• EXERCISE INSTRUCTIONS: Below are some records; retype all of them exactly.

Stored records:

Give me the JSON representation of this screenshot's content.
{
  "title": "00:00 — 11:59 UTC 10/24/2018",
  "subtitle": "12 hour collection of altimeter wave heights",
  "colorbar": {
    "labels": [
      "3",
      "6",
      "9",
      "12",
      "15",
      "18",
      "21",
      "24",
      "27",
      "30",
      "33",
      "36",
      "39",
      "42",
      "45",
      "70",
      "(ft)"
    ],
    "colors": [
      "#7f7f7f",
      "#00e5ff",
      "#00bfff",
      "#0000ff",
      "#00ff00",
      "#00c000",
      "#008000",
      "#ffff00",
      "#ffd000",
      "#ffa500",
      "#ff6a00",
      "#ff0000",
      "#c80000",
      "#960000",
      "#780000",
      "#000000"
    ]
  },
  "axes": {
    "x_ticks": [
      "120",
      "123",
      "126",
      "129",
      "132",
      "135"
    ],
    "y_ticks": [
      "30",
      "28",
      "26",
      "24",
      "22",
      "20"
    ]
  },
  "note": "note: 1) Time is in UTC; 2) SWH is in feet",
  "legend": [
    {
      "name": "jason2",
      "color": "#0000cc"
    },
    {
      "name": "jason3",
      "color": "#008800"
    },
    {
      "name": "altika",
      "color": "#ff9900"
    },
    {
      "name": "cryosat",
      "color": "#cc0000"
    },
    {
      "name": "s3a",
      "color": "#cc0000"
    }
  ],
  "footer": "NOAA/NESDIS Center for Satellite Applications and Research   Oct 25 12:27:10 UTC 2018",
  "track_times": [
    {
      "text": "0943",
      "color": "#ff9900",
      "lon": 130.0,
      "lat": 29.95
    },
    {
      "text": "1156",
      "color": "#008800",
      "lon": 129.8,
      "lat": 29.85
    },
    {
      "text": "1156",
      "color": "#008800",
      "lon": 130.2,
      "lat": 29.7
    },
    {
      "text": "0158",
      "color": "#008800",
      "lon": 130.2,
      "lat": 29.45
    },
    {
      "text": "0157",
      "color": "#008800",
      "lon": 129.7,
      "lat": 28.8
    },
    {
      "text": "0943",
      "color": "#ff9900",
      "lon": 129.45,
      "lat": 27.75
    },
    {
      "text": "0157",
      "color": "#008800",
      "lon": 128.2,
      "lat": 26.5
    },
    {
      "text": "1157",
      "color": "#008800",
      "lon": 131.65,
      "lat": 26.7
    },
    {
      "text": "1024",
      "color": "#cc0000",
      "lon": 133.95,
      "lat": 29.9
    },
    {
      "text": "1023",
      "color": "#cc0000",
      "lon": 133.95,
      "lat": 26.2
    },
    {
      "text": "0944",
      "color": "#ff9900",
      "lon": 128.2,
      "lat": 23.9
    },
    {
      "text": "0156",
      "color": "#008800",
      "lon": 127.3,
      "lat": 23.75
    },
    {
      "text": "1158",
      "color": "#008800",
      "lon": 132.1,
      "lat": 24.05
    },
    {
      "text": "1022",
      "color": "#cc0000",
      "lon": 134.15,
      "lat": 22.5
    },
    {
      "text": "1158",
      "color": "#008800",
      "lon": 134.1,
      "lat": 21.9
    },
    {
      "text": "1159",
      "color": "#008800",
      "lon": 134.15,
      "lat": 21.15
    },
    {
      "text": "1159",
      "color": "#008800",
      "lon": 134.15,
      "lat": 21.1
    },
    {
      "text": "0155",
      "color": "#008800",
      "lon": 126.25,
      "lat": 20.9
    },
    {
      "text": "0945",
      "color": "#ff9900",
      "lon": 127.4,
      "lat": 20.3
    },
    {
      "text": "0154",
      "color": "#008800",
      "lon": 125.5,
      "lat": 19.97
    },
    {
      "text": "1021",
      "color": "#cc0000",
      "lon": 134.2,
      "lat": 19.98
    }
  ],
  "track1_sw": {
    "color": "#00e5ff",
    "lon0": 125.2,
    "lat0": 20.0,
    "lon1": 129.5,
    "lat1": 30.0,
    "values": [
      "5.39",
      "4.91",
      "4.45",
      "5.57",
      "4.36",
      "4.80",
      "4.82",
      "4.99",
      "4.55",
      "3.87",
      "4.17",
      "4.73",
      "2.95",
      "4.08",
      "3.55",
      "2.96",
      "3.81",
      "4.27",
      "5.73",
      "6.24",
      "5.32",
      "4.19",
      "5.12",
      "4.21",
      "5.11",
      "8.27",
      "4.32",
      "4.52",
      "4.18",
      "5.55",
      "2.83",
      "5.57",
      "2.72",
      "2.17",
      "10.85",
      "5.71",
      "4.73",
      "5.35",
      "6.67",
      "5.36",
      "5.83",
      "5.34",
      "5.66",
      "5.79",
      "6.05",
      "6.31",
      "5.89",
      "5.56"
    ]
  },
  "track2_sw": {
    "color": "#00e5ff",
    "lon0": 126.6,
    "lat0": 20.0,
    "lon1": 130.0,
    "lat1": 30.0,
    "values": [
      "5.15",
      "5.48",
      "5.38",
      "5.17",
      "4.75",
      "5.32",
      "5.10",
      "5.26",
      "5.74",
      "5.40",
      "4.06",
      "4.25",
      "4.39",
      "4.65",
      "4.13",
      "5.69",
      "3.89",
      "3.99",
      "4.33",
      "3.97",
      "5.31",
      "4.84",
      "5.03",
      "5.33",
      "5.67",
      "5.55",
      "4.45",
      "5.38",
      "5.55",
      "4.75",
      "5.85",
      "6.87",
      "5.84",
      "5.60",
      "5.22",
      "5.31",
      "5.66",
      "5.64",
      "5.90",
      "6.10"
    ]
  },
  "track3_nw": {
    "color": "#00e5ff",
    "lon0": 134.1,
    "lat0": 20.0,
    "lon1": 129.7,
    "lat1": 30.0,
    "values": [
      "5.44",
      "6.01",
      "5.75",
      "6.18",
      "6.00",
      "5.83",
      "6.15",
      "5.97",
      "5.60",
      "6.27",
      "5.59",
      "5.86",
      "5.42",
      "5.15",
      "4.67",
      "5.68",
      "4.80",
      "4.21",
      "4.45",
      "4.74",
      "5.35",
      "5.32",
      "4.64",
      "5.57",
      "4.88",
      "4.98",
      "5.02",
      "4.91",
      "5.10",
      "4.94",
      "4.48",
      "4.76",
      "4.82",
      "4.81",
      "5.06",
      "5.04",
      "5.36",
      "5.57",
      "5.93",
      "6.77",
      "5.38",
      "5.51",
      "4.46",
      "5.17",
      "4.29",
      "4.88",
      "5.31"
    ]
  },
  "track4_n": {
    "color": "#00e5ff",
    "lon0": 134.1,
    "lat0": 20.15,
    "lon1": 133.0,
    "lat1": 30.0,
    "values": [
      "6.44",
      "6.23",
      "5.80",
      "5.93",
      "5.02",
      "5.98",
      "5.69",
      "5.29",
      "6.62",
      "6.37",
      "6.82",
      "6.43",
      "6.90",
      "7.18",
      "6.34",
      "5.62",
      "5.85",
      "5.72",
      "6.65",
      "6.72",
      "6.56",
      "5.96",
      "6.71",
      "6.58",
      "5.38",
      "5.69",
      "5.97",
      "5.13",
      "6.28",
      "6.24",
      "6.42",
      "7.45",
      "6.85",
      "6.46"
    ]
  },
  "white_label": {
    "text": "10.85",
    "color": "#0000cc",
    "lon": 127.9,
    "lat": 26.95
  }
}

• COMPLETED EXERCISE:
Give me the JSON representation of this screenshot's content.
{
  "title": "00:00 — 11:59 UTC 10/24/2018",
  "subtitle": "12 hour collection of altimeter wave heights",
  "colorbar": {
    "labels": [
      "3",
      "6",
      "9",
      "12",
      "15",
      "18",
      "21",
      "24",
      "27",
      "30",
      "33",
      "36",
      "39",
      "42",
      "45",
      "70",
      "(ft)"
    ],
    "colors": [
      "#7f7f7f",
      "#00e5ff",
      "#00bfff",
      "#0000ff",
      "#00ff00",
      "#00c000",
      "#008000",
      "#ffff00",
      "#ffd000",
      "#ffa500",
      "#ff6a00",
      "#ff0000",
      "#c80000",
      "#960000",
      "#780000",
      "#000000"
    ]
  },
  "axes": {
    "x_ticks": [
      "120",
      "123",
      "126",
      "129",
      "132",
      "135"
    ],
    "y_ticks": [
      "30",
      "28",
      "26",
      "24",
      "22",
      "20"
    ]
  },
  "note": "note: 1) Time is in UTC; 2) SWH is in feet",
  "legend": [
    {
      "name": "jason2",
      "color": "#0000cc"
    },
    {
      "name": "jason3",
      "color": "#008800"
    },
    {
      "name": "altika",
      "color": "#ff9900"
    },
    {
      "name": "cryosat",
      "color": "#cc0000"
    },
    {
      "name": "s3a",
      "color": "#cc0000"
    }
  ],
  "footer": "NOAA/NESDIS Center for Satellite Applications and Research   Oct 25 12:27:10 UTC 2018",
  "track_times": [
    {
      "text": "0943",
      "color": "#ff9900",
      "lon": 130.0,
      "lat": 29.95
    },
    {
      "text": "1156",
      "color": "#008800",
      "lon": 129.8,
      "lat": 29.85
    },
    {
      "text": "1156",
      "color": "#008800",
      "lon": 130.2,
      "lat": 29.7
    },
    {
      "text": "0158",
      "color": "#008800",
      "lon": 130.2,
      "lat": 29.45
    },
    {
      "text": "0157",
      "color": "#008800",
      "lon": 129.7,
      "lat": 28.8
    },
    {
      "text": "0943",
      "color": "#ff9900",
      "lon": 129.45,
      "lat": 27.75
    },
    {
      "text": "0157",
      "color": "#008800",
      "lon": 128.2,
      "lat": 26.5
    },
    {
      "text": "1157",
      "color": "#008800",
      "lon": 131.65,
      "lat": 26.7
    },
    {
      "text": "1024",
      "color": "#cc0000",
      "lon": 133.95,
      "lat": 29.9
    },
    {
      "text": "1023",
      "color": "#cc0000",
      "lon": 133.95,
      "lat": 26.2
    },
    {
      "text": "0944",
      "color": "#ff9900",
      "lon": 128.2,
      "lat": 23.9
    },
    {
      "text": "0156",
      "color": "#008800",
      "lon": 127.3,
      "lat": 23.75
    },
    {
      "text": "1158",
      "color": "#008800",
      "lon": 132.1,
      "lat": 24.05
    },
    {
      "text": "1022",
      "color": "#cc0000",
      "lon": 134.15,
      "lat": 22.5
    },
    {
      "text": "1158",
      "color": "#008800",
      "lon": 134.1,
      "lat": 21.9
    },
    {
      "text": "1159",
      "color": "#008800",
      "lon": 134.15,
      "lat": 21.15
    },
    {
      "text": "1159",
      "color": "#008800",
      "lon": 134.15,
      "lat": 21.1
    },
    {
      "text": "0155",
      "color": "#008800",
      "lon": 126.25,
      "lat": 20.9
    },
    {
      "text": "0945",
      "color": "#ff9900",
      "lon": 127.4,
      "lat": 20.3
    },
    {
      "text": "0154",
      "color": "#008800",
      "lon": 125.5,
      "lat": 19.97
    },
    {
      "text": "1021",
      "color": "#cc0000",
      "lon": 134.2,
      "lat": 19.98
    }
  ],
  "track1_sw": {
    "color": "#00e5ff",
    "lon0": 125.2,
    "lat0": 20.0,
    "lon1": 129.5,
    "lat1": 30.0,
    "values": [
      "5.39",
      "4.91",
      "4.45",
      "5.57",
      "4.36",
      "4.80",
      "4.82",
      "4.99",
      "4.55",
      "3.87",
      "4.17",
      "4.73",
      "2.95",
      "4.08",
      "3.55",
      "2.96",
      "3.81",
      "4.27",
      "5.73",
      "6.24",
      "5.32",
      "4.19",
      "5.12",
      "4.21",
      "5.11",
      "8.27",
      "4.32",
      "4.52",
      "4.18",
      "5.55",
      "2.83",
      "5.57",
      "2.72",
      "2.17",
      "10.85",
      "5.71",
      "4.73",
      "5.35",
      "6.67",
      "5.36",
      "5.83",
      "5.34",
      "5.66",
      "5.79",
      "6.05",
      "6.31",
      "5.89",
      "5.56"
    ]
  },
  "track2_sw": {
    "color": "#00e5ff",
    "lon0": 126.6,
    "lat0": 20.0,
    "lon1": 130.0,
    "lat1": 30.0,
    "values": [
      "5.15",
      "5.48",
      "5.38",
      "5.17",
      "4.75",
      "5.32",
      "5.10",
      "5.26",
      "5.74",
      "5.40",
      "4.06",
      "4.25",
      "4.39",
      "4.65",
      "4.13",
      "5.69",
      "3.89",
      "3.99",
      "4.33",
      "3.97",
      "5.31",
      "4.84",
      "5.03",
      "5.33",
      "5.67",
      "5.55",
      "4.45",
      "5.38",
      "5.55",
      "4.75",
      "5.85",
      "6.87",
      "5.84",
      "5.60",
      "5.22",
      "5.31",
      "5.66",
      "5.64",
      "5.90",
      "6.10"
    ]
  },
  "track3_nw": {
    "color": "#00e5ff",
    "lon0": 134.1,
    "lat0": 20.0,
    "lon1": 129.7,
    "lat1": 30.0,
    "values": [
      "5.44",
      "6.01",
      "5.75",
      "6.18",
      "6.00",
      "5.83",
      "6.15",
      "5.97",
      "5.60",
      "6.27",
      "5.59",
      "5.86",
      "5.42",
      "5.15",
      "4.67",
      "5.68",
      "4.80",
      "4.21",
      "4.45",
      "4.74",
      "5.35",
      "5.32",
      "4.64",
      "5.57",
      "4.88",
      "4.98",
      "5.02",
      "4.91",
      "5.10",
      "4.94",
      "4.48",
      "4.76",
      "4.82",
      "4.81",
      "5.06",
      "5.04",
      "5.36",
      "5.57",
      "5.93",
      "6.77",
      "5.38",
      "5.51",
      "4.46",
      "5.17",
      "4.29",
      "4.88",
      "5.31"
    ]
  },
  "track4_n": {
    "color": "#00e5ff",
    "lon0": 134.1,
    "lat0": 20.15,
    "lon1": 133.0,
    "lat1": 30.0,
    "values": [
      "6.44",
      "6.23",
      "5.80",
      "5.93",
      "5.02",
      "5.98",
      "5.69",
      "5.29",
      "6.62",
      "6.37",
      "6.82",
      "6.43",
      "6.90",
      "7.18",
      "6.34",
      "5.62",
      "5.85",
      "5.72",
      "6.65",
      "6.72",
      "6.56",
      "5.96",
      "6.71",
      "6.58",
      "5.38",
      "5.69",
      "5.97",
      "5.13",
      "6.28",
      "6.24",
      "6.42",
      "7.45",
      "6.85",
      "6.46"
    ]
  },
  "white_label": {
    "text": "10.85",
    "color": "#0000cc",
    "lon": 127.9,
    "lat": 26.95
  }
}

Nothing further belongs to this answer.